-- START OF RECORD EXTRACTS --

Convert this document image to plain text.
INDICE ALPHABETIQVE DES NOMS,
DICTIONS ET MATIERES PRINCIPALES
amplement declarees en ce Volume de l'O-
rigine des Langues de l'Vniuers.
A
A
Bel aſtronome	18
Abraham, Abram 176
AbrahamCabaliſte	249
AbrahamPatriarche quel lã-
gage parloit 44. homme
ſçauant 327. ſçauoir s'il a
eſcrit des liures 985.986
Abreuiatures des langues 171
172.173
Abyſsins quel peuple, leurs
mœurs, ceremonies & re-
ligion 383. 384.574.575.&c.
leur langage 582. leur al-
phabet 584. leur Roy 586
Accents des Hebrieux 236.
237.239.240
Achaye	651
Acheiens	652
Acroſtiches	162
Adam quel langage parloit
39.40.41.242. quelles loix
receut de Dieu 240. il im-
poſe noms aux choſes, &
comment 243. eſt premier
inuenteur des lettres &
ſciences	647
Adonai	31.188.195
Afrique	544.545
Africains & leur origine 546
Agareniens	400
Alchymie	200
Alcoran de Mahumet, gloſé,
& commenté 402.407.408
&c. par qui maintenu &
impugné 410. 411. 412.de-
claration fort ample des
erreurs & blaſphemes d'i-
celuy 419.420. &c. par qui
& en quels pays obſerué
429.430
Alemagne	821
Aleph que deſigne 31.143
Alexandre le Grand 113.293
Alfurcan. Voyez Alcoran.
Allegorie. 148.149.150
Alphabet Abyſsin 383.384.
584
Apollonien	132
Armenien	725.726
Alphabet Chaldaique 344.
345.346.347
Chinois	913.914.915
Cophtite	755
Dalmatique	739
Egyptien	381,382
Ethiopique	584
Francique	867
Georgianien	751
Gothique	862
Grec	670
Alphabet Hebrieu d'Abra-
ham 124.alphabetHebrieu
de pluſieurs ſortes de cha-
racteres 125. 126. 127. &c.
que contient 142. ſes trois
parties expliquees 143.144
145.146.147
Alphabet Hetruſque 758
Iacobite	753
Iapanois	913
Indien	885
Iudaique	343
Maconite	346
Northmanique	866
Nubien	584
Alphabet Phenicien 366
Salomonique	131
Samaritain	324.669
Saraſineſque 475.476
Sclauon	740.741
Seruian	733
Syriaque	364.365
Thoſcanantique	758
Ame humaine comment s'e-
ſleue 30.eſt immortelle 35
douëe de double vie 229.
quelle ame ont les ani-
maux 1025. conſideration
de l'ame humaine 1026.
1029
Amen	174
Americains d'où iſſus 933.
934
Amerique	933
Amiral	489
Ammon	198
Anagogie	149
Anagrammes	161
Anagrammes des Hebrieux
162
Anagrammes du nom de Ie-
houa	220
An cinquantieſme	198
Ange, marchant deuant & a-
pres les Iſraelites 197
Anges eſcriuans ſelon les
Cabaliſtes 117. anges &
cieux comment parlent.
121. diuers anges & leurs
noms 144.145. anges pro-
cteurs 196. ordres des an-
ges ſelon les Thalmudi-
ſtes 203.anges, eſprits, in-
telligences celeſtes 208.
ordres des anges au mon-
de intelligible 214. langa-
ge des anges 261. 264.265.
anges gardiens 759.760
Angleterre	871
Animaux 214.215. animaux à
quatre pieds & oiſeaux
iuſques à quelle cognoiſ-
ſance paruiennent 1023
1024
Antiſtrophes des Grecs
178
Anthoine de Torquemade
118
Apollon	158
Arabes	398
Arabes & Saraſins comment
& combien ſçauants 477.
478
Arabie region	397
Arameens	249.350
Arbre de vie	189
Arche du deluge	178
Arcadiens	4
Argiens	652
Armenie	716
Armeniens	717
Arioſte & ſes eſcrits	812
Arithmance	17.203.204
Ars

-- END OF RECORD EXTRACTS --

What is needed here is an exact reproduction of all the entries.

RESULT OF THE TASK
Convert this document image to plain text.
INDICE ALPHABETIQVE DES NOMS,
DICTIONS ET MATIERES PRINCIPALES
amplement declarees en ce Volume de l'O-
rigine des Langues de l'Vniuers.
A
A
Bel aſtronome	18
Abraham, Abram 176
AbrahamCabaliſte	249
AbrahamPatriarche quel lã-
gage parloit 44. homme
ſçauant 327. ſçauoir s'il a
eſcrit des liures 985.986
Abreuiatures des langues 171
172.173
Abyſsins quel peuple, leurs
mœurs, ceremonies & re-
ligion 383. 384.574.575.&c.
leur langage 582. leur al-
phabet 584. leur Roy 586
Accents des Hebrieux 236.
237.239.240
Achaye	651
Acheiens	652
Acroſtiches	162
Adam quel langage parloit
39.40.41.242. quelles loix
receut de Dieu 240. il im-
poſe noms aux choſes, &
comment 243. eſt premier
inuenteur des lettres &
ſciences	647
Adonai	31.188.195
Afrique	544.545
Africains & leur origine 546
Agareniens	400
Alchymie	200
Alcoran de Mahumet, gloſé,
& commenté 402.407.408
&c. par qui maintenu &
impugné 410. 411. 412.de-
claration fort ample des
erreurs & blaſphemes d'i-
celuy 419.420. &c. par qui
& en quels pays obſerué
429.430
Alemagne	821
Aleph que deſigne 31.143
Alexandre le Grand 113.293
Alfurcan. Voyez Alcoran.
Allegorie. 148.149.150
Alphabet Abyſsin 383.384.
584
Apollonien	132
Armenien	725.726
Alphabet Chaldaique 344.
345.346.347
Chinois	913.914.915
Cophtite	755
Dalmatique	739
Egyptien	381,382
Ethiopique	584
Francique	867
Georgianien	751
Gothique	862
Grec	670
Alphabet Hebrieu d'Abra-
ham 124.alphabetHebrieu
de pluſieurs ſortes de cha-
racteres 125. 126. 127. &c.
que contient 142. ſes trois
parties expliquees 143.144
145.146.147
Alphabet Hetruſque 758
Iacobite	753
Iapanois	913
Indien	885
Iudaique	343
Maconite	346
Northmanique	866
Nubien	584
Alphabet Phenicien 366
Salomonique	131
Samaritain	324.669
Saraſineſque 475.476
Sclauon	740.741
Seruian	733
Syriaque	364.365
Thoſcanantique	758
Ame humaine comment s'e-
ſleue 30.eſt immortelle 35
douëe de double vie 229.
quelle ame ont les ani-
maux 1025. conſideration
de l'ame humaine 1026.
1029
Amen	174
Americains d'où iſſus 933.
934
Amerique	933
Amiral	489
Ammon	198
Anagogie	149
Anagrammes	161
Anagrammes des Hebrieux
162
Anagrammes du nom de Ie-
houa	220
An cinquantieſme	198
Ange, marchant deuant & a-
pres les Iſraelites 197
Anges eſcriuans ſelon les
Cabaliſtes 117. anges &
cieux comment parlent.
121. diuers anges & leurs
noms 144.145. anges pro-
cteurs 196. ordres des an-
ges ſelon les Thalmudi-
ſtes 203.anges, eſprits, in-
telligences celeſtes 208.
ordres des anges au mon-
de intelligible 214. langa-
ge des anges 261. 264.265.
anges gardiens 759.760
Angleterre	871
Animaux 214.215. animaux à
quatre pieds & oiſeaux
iuſques à quelle cognoiſ-
ſance paruiennent 1023
1024
Antiſtrophes des Grecs
178
Anthoine de Torquemade
118
Apollon	158
Arabes	398
Arabes & Saraſins comment
& combien ſçauants 477.
478
Arabie region	397
Arameens	249.350
Arbre de vie	189
Arche du deluge	178
Arcadiens	4
Argiens	652
Armenie	716
Armeniens	717
Arioſte & ſes eſcrits	812
Arithmance	17.203.204
Ars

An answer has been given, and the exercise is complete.